PROBLEM TO SOLVE >> Which lines hold the string "STUDIO"? Copy every one of them.

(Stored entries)
## Start

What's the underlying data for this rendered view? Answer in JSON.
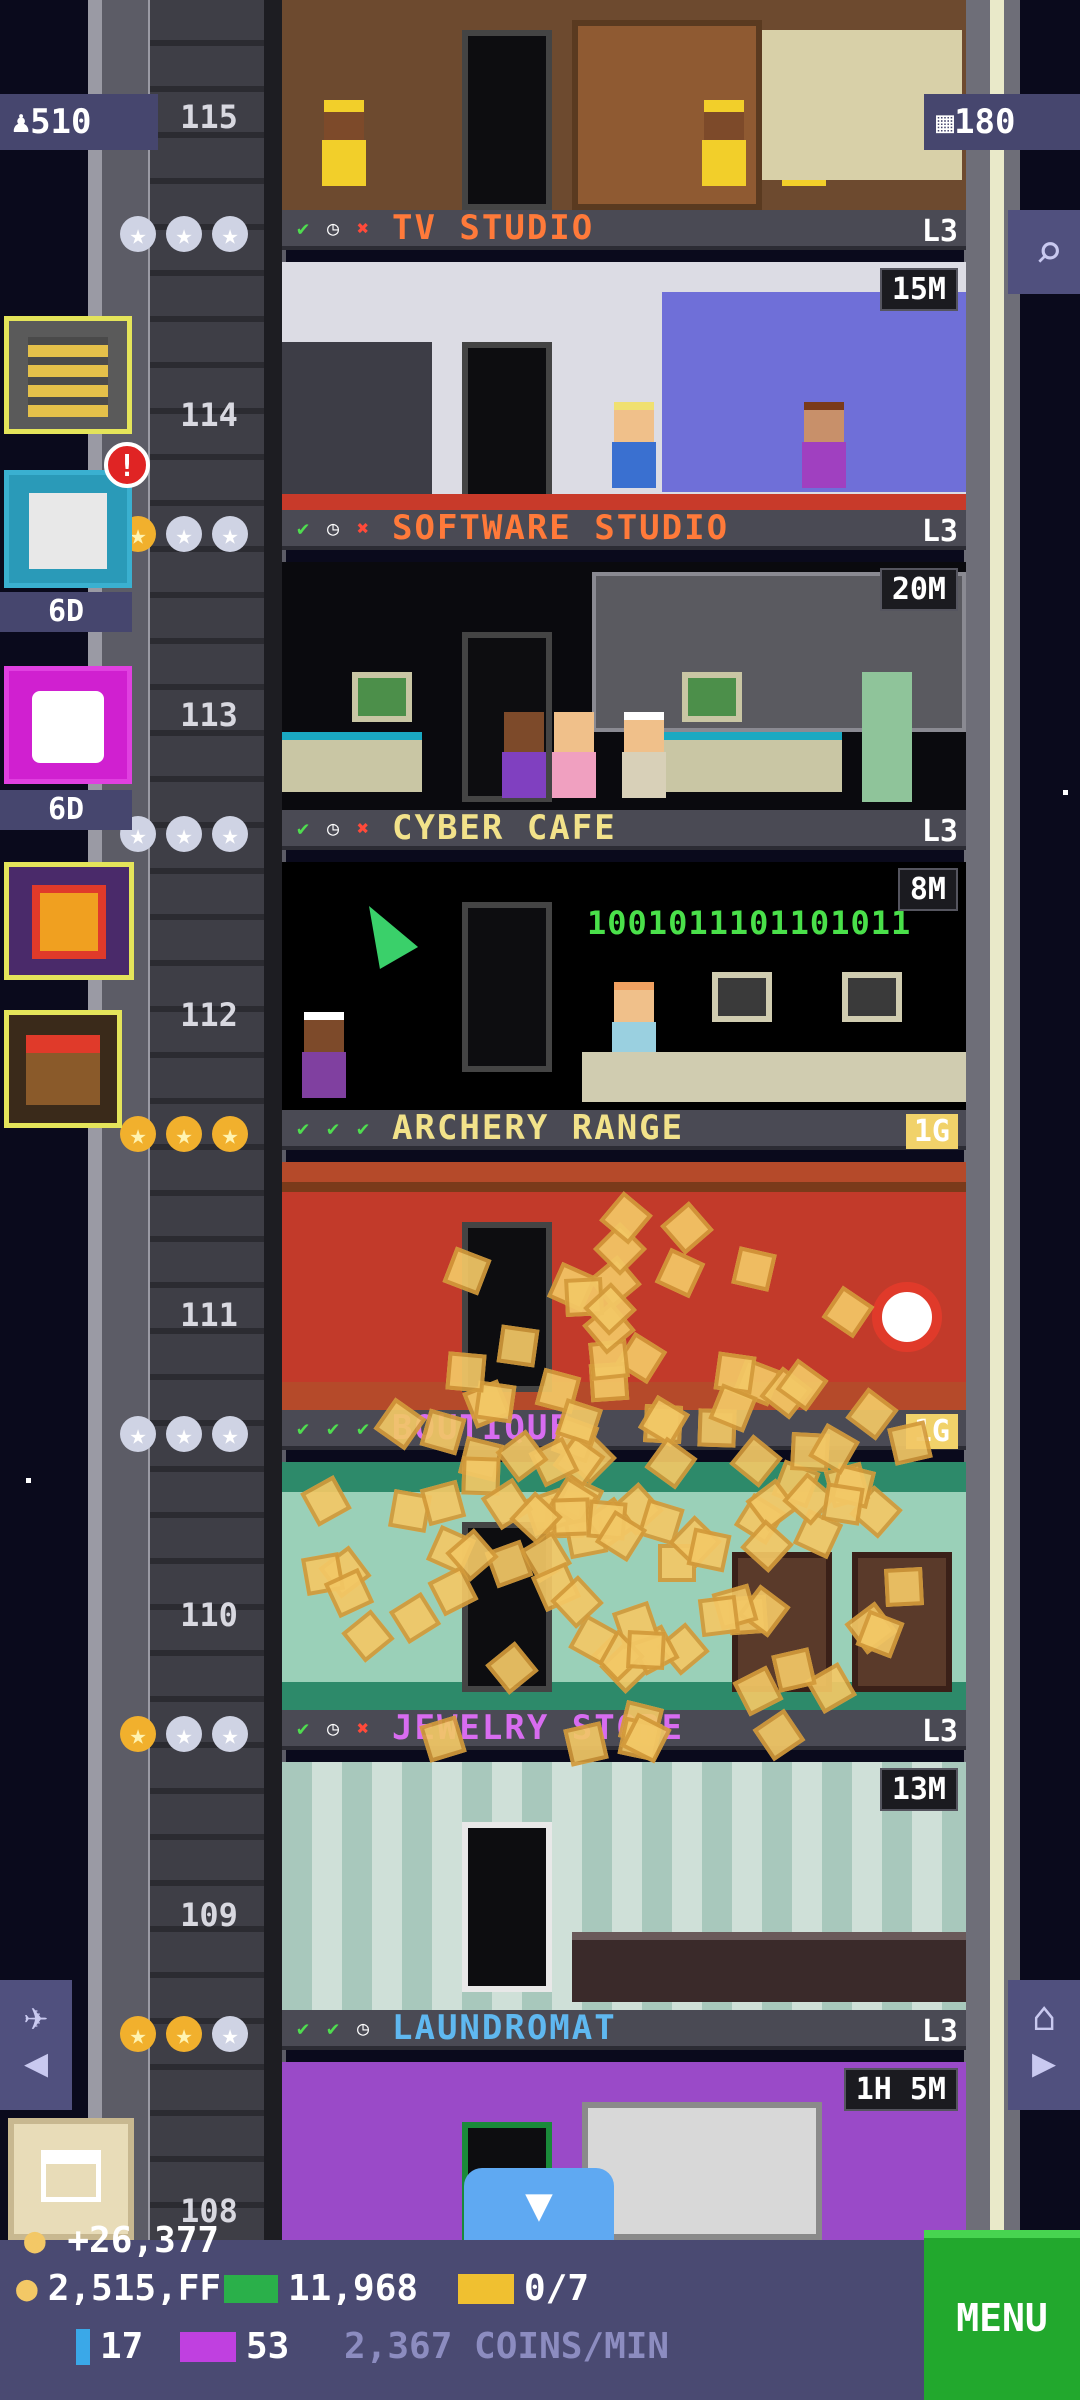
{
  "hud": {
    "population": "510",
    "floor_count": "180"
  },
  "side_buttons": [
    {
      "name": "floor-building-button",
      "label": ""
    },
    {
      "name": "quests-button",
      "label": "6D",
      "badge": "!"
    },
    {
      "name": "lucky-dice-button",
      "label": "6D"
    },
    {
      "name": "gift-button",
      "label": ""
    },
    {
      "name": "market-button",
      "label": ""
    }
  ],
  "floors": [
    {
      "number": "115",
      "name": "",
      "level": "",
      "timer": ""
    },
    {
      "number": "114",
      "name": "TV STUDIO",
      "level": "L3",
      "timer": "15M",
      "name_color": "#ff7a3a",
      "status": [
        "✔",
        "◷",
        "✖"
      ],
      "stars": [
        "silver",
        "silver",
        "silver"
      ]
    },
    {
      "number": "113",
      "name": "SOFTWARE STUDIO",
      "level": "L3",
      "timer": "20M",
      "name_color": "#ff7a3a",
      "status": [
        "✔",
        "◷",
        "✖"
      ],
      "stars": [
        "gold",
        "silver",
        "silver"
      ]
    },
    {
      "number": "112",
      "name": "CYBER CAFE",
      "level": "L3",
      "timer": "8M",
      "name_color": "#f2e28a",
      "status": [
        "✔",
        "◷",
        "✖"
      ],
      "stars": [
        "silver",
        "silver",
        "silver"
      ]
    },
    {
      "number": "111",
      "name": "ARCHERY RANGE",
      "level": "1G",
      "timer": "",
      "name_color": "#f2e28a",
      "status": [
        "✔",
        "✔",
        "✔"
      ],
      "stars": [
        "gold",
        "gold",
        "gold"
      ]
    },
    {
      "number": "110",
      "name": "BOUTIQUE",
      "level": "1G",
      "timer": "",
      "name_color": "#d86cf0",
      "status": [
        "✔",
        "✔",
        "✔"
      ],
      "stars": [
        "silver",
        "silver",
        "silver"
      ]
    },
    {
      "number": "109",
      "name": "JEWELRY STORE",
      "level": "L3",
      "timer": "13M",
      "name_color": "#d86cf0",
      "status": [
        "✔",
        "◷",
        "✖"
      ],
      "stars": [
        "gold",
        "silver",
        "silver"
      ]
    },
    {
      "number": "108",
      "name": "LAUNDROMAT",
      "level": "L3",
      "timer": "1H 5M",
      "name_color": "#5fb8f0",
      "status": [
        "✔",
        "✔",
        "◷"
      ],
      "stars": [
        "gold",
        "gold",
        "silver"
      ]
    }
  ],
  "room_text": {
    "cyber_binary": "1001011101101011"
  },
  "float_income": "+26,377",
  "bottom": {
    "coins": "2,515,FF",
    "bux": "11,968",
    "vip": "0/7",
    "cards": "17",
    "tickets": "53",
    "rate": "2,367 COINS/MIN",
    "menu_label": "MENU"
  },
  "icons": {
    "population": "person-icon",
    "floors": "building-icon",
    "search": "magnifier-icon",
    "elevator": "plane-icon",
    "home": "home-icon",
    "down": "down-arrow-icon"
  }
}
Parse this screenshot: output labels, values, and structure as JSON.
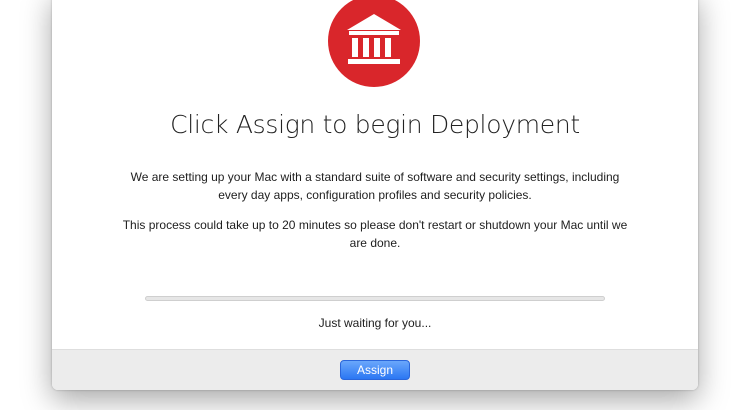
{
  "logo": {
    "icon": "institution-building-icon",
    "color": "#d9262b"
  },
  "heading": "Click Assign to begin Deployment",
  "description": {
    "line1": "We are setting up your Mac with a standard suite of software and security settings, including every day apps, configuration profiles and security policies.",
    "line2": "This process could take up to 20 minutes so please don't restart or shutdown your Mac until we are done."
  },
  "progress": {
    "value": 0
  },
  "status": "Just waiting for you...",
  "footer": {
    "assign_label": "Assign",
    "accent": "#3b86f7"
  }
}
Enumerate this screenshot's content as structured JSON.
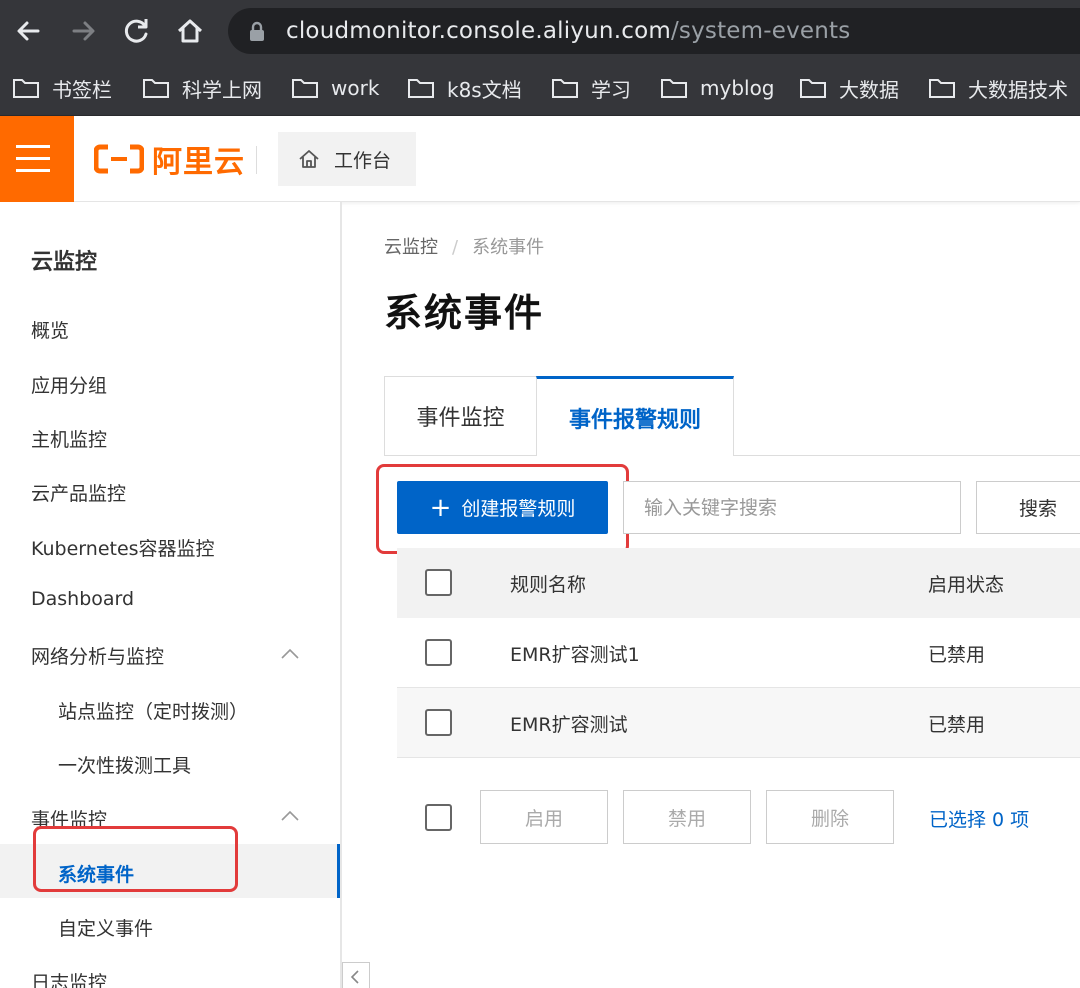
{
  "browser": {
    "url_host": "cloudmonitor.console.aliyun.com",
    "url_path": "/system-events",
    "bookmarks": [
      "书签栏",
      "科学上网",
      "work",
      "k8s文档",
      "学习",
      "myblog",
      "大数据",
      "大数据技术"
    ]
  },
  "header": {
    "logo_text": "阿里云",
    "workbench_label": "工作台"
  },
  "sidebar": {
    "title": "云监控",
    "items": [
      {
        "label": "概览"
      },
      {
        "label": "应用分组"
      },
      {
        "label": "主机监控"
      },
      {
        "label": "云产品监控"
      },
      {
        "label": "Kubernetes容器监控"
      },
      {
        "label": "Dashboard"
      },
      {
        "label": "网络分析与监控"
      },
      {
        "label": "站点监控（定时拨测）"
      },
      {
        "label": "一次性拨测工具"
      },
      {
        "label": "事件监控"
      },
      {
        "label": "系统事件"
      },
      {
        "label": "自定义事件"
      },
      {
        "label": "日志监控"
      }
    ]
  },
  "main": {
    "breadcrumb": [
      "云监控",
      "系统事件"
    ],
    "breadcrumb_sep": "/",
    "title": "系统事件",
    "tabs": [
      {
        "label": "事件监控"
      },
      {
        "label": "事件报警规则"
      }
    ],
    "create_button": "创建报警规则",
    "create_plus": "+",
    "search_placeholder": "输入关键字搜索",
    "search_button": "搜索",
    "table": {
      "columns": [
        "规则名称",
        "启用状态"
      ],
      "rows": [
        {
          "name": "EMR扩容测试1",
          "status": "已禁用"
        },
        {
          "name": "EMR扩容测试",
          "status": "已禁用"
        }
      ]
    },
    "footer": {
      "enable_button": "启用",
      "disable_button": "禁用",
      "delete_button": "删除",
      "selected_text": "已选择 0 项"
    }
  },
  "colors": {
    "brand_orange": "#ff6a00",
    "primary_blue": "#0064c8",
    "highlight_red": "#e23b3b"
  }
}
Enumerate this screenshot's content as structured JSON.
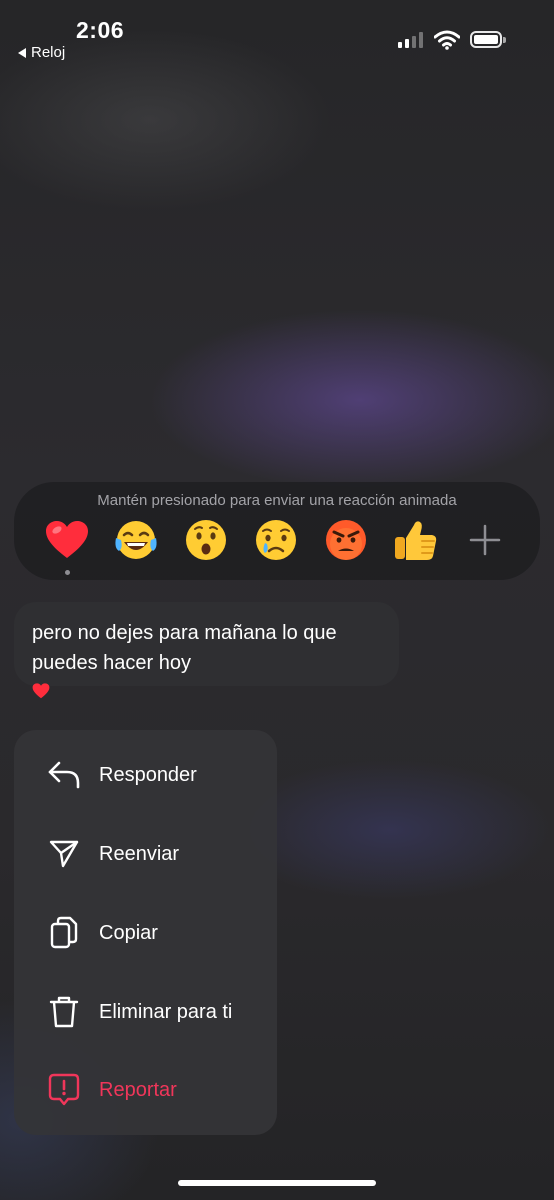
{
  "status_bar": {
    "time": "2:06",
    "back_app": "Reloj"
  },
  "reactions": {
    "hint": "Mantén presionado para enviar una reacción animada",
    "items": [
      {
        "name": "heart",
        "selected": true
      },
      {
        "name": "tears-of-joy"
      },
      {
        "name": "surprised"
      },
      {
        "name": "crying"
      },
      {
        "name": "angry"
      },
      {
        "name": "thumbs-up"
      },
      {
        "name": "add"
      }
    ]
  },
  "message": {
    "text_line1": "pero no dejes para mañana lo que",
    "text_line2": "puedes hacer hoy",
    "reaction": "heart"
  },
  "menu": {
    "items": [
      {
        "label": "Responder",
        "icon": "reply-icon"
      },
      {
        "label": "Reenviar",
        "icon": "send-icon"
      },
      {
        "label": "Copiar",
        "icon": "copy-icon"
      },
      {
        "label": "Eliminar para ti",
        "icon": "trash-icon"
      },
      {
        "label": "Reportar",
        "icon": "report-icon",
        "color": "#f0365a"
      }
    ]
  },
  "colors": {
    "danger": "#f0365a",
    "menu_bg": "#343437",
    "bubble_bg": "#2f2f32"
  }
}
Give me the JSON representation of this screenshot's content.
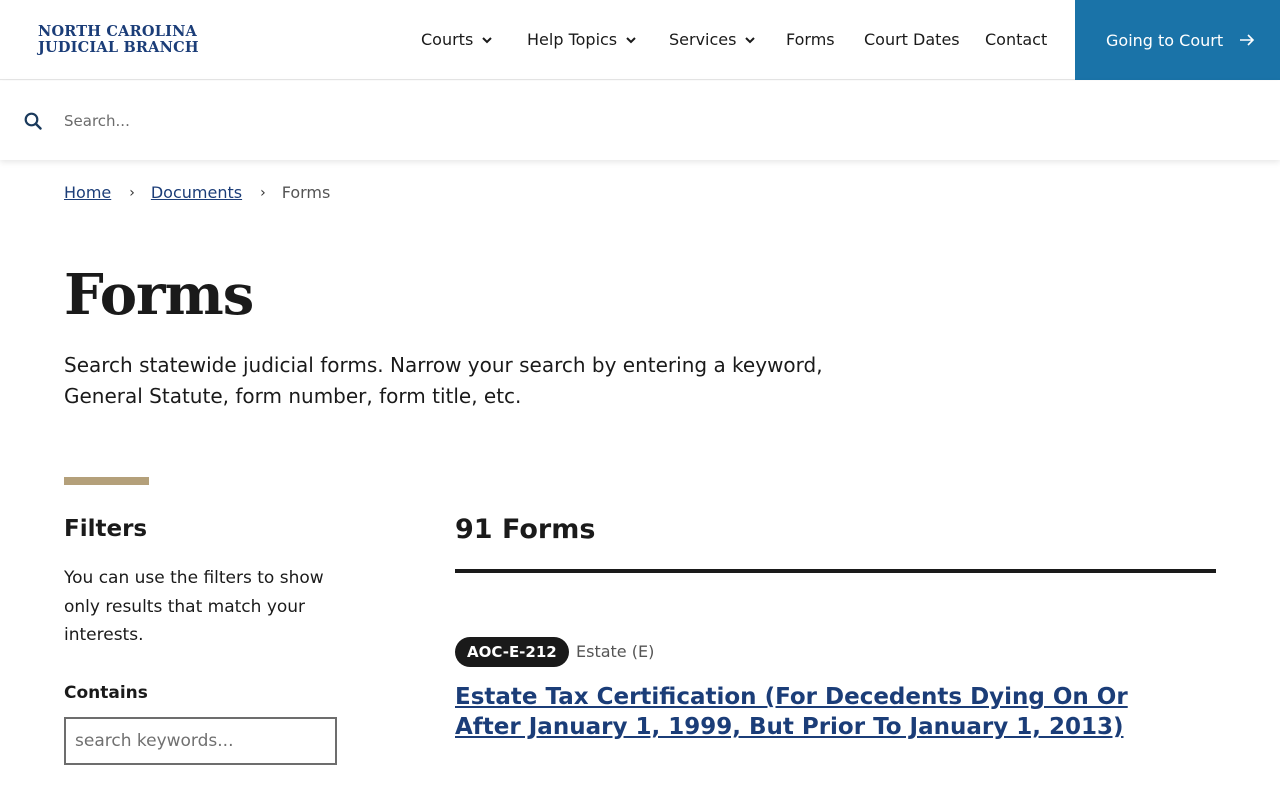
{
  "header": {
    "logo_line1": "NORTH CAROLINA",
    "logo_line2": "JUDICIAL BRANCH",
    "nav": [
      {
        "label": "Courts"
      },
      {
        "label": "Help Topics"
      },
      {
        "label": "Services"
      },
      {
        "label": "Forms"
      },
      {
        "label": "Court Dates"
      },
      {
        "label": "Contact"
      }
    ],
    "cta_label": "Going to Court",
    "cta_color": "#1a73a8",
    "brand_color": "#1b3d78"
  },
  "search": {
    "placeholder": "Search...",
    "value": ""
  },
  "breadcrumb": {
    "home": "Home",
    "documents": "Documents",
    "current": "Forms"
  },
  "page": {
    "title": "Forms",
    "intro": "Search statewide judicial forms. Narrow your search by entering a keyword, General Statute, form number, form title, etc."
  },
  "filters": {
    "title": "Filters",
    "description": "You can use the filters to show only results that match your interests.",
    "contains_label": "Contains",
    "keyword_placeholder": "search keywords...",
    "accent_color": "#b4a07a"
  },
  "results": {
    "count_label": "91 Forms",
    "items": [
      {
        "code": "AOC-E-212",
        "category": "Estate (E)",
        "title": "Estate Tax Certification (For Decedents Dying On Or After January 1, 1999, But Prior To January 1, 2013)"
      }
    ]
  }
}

## End

IN RESPONSE >>
      "name": "TV STUDIO",
      "name": "SOFTWARE STUDIO",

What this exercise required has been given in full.